STATED PROBLEM
Report how many lines of the rows below contain the string "distance". Give only the number.

RECORDS PROVIDED
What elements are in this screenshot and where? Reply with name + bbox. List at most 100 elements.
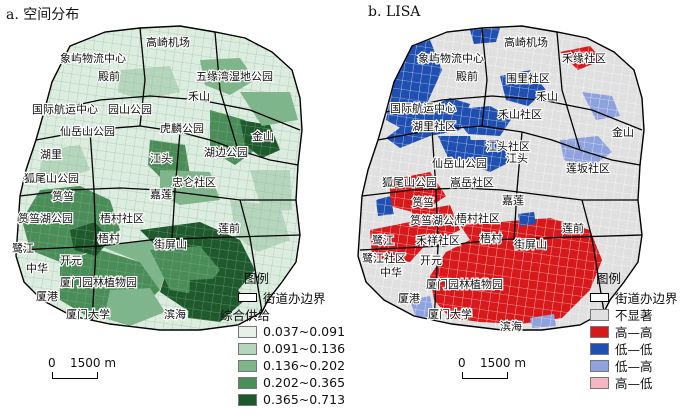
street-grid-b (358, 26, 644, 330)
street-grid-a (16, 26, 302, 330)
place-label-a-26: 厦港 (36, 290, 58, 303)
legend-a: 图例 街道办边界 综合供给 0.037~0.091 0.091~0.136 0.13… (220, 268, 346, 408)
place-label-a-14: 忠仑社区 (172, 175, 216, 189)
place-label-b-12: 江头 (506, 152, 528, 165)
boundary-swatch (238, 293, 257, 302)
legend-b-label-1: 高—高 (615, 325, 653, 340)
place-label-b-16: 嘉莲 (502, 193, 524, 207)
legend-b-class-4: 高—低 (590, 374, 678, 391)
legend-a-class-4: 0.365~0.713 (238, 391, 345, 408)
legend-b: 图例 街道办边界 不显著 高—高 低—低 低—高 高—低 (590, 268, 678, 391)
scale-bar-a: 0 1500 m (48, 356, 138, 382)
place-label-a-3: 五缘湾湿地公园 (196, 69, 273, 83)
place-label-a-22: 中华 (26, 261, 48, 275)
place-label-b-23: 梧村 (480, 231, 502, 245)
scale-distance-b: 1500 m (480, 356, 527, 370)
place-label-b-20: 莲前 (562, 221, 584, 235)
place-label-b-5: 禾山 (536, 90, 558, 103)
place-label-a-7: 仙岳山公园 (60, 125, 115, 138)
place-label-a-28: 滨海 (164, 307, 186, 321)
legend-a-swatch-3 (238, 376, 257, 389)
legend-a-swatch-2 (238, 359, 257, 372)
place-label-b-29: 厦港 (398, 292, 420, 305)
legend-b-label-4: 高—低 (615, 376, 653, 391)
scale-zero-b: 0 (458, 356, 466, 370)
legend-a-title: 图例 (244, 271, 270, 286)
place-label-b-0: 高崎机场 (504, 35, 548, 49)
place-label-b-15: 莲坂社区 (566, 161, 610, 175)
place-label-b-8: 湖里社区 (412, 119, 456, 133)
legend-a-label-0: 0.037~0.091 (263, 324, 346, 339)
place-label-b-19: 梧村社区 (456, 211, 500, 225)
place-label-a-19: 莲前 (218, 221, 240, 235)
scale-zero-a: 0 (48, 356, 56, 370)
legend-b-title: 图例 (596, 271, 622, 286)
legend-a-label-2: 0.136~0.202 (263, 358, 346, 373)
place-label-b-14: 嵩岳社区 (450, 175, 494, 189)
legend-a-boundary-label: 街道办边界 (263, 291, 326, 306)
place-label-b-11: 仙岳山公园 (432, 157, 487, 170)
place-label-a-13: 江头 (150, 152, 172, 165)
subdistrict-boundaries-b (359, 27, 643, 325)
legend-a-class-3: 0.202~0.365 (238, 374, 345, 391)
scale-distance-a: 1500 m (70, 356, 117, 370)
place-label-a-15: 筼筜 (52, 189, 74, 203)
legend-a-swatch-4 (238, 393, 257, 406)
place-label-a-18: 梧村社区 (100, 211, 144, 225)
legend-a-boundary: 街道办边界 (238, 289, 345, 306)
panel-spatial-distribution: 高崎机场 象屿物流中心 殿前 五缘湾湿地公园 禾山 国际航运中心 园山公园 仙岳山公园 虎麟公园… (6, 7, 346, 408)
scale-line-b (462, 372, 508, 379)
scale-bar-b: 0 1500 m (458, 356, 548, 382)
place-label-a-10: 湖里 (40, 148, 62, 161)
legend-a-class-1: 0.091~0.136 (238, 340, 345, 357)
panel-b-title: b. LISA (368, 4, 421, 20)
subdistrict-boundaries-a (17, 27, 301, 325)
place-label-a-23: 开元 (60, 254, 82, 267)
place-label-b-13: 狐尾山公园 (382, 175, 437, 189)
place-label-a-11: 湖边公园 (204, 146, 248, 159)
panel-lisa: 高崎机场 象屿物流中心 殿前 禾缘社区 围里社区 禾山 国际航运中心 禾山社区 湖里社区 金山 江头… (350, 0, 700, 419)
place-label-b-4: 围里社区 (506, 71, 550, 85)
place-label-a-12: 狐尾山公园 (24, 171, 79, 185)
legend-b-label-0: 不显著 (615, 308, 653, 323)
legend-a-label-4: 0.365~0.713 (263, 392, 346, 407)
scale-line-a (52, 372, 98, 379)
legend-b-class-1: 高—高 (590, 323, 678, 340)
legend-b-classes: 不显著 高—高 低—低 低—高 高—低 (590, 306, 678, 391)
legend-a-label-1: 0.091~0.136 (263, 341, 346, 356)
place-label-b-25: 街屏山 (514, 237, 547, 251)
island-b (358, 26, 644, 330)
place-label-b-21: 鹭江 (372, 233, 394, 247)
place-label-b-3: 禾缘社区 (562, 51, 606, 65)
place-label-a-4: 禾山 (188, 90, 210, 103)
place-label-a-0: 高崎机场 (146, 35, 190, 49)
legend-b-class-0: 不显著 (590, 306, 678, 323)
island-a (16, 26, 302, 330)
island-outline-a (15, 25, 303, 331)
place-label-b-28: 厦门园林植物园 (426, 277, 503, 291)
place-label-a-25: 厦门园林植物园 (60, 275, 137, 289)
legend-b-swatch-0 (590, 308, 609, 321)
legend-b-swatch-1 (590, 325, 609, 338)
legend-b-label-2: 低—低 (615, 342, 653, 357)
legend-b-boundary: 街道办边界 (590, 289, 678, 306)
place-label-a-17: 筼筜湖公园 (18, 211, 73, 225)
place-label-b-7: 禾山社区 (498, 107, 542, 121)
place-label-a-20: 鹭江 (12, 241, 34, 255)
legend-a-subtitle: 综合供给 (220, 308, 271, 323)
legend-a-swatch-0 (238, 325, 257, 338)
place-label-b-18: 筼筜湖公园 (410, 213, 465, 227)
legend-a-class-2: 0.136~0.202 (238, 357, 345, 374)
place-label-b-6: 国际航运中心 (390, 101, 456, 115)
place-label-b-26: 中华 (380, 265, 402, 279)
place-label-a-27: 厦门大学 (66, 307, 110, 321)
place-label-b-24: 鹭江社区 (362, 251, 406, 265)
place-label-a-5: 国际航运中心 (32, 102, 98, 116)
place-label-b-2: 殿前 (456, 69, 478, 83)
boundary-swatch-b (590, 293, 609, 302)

ANSWER TO THE PROBLEM
2